# [Actions to take]
1/ According to the excerpt on hypertension and cataract surgery, what pulse rate was noted as a risk factor for suprachoroidal expulsive haemorrhage?
2/ Using the excerpt on hypertension and cataract surgery, explain why special consideration, perhaps sedation, was suggested for highly anxious patients.

# [Text excerpt]

Start of Block

In previous case studies, uncontrolled hypertension was noted to present an increased risk of orbital haemorrhage during injection of a local anaesthetic and potential of perioperative suprachoroidal expulsive haemorrhage (SCH) (a catastrophic complication).24 Another risk factor for SCH was noted to be a pulse rate greater than 85 beats per min, and therefore special consideration was suggested for highly anxious patients (perhaps sedation) or those with poorly controlled atrial fibrillation.24 These reports were in patients who underwent extracapsular and even intracapsular cataract extraction with retrobulbar anaesthesia.25, 26 In a recent large series of 109 SCH cases in the United Kingdom, older age, taking at least one cardiovascular medication, peripheral vascular disease, hyperlipidaemia, posterior capsule rupture before SCH, and phacoemulsification conversion were the main risk factors noted. Taking cardiovascular medication seemed to be a better predictor of SCH than hypertension and elevated preoperative SBP.27 A study by Lee et al28 identified ischaemic heart disease, heart failure, and renal failure as risk factors for perioperative cardiac complications. In our series, there were 428/734 (58.3%) hypertensives who suffered from pre-existing systemic hypertension of which 211 (49%) had only systemic hypertension, whereas 84 patients had coexisting diabetes, renal failure (n=34), associated cardiac disease (n=67), and 32 had also suffered from stroke in the past. Despite a large number of our patients suffering from hypertension and coexisting disease, there was no association with intraocular complications or systemic morbidity. Meticulous preoperative assessment to identify associated cardiovascular risk factors and extent of target organ damage may help identify patients at risk of perioperative morbidity and mortality to be appropriately listed.8 In our series, 87/734 hypertensives (12%) of our patients developed severe hypertension immediately before phacoemulsification procedure (holding area) despite being on maximal medical treatment.

End of Block

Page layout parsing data

Start of Block

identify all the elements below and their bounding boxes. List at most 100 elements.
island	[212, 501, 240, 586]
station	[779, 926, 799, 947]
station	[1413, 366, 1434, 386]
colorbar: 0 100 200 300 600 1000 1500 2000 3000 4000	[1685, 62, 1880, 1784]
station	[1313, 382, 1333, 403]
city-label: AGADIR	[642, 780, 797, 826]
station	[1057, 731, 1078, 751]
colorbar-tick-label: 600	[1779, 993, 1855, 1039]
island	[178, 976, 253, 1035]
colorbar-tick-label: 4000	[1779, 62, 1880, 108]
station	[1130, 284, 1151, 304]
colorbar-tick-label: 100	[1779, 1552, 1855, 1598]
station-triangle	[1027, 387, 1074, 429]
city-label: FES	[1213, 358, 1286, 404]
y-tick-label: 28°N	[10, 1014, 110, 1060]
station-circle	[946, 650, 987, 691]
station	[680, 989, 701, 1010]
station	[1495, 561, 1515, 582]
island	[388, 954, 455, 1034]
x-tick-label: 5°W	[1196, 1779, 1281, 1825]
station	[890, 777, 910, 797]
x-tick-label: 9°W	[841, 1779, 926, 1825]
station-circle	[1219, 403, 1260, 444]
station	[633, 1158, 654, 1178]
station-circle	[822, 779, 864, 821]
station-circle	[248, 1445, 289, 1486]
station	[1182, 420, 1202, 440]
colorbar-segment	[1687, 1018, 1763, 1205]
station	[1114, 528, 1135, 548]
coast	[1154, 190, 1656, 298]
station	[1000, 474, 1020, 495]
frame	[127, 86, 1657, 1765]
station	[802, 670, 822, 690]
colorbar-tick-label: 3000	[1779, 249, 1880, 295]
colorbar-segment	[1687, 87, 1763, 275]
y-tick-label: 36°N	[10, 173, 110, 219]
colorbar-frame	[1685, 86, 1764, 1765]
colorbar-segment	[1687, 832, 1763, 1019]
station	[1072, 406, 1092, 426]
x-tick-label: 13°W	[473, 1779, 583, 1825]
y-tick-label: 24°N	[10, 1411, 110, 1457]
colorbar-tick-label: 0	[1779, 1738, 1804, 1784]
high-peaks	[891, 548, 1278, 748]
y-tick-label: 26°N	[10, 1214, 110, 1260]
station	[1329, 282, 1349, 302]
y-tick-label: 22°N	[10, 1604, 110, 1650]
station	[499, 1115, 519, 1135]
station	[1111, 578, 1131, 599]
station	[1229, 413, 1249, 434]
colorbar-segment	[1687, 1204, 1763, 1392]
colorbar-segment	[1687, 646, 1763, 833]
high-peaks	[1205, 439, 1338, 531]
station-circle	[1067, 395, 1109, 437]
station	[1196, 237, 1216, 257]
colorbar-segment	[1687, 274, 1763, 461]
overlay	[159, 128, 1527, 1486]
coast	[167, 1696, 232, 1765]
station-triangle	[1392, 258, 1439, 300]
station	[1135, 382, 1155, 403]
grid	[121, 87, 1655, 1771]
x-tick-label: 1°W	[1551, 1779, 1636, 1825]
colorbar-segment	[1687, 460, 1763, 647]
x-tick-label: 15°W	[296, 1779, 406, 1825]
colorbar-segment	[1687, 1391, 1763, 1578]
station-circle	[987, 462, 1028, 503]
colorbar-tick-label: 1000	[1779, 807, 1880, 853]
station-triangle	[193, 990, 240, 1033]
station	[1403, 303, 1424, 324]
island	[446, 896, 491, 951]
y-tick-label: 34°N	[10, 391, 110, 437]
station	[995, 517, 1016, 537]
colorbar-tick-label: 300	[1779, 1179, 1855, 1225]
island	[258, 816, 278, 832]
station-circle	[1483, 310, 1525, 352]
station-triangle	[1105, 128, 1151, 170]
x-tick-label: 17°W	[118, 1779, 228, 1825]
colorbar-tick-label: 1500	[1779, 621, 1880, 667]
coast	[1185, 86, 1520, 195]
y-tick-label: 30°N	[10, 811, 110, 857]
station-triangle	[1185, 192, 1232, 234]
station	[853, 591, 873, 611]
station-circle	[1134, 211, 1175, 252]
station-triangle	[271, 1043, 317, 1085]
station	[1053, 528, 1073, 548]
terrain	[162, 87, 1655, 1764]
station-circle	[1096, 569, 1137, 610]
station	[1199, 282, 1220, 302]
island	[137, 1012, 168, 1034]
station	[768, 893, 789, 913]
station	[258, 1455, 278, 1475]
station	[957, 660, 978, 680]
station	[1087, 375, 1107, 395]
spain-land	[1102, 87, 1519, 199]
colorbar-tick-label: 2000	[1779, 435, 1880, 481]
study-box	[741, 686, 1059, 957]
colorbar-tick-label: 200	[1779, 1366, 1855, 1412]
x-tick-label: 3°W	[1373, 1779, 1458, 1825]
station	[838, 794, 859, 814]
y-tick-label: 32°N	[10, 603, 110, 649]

End of Block

# [Task-by-task outputs]
1/ A pulse rate greater than 85 beats per min.

2/ A pulse rate greater than 85 beats per min was noted as a risk factor for suprachoroidal expulsive haemorrhage. Special consideration was therefore suggested for highly anxious patients and for those with poorly controlled atrial fibrillation.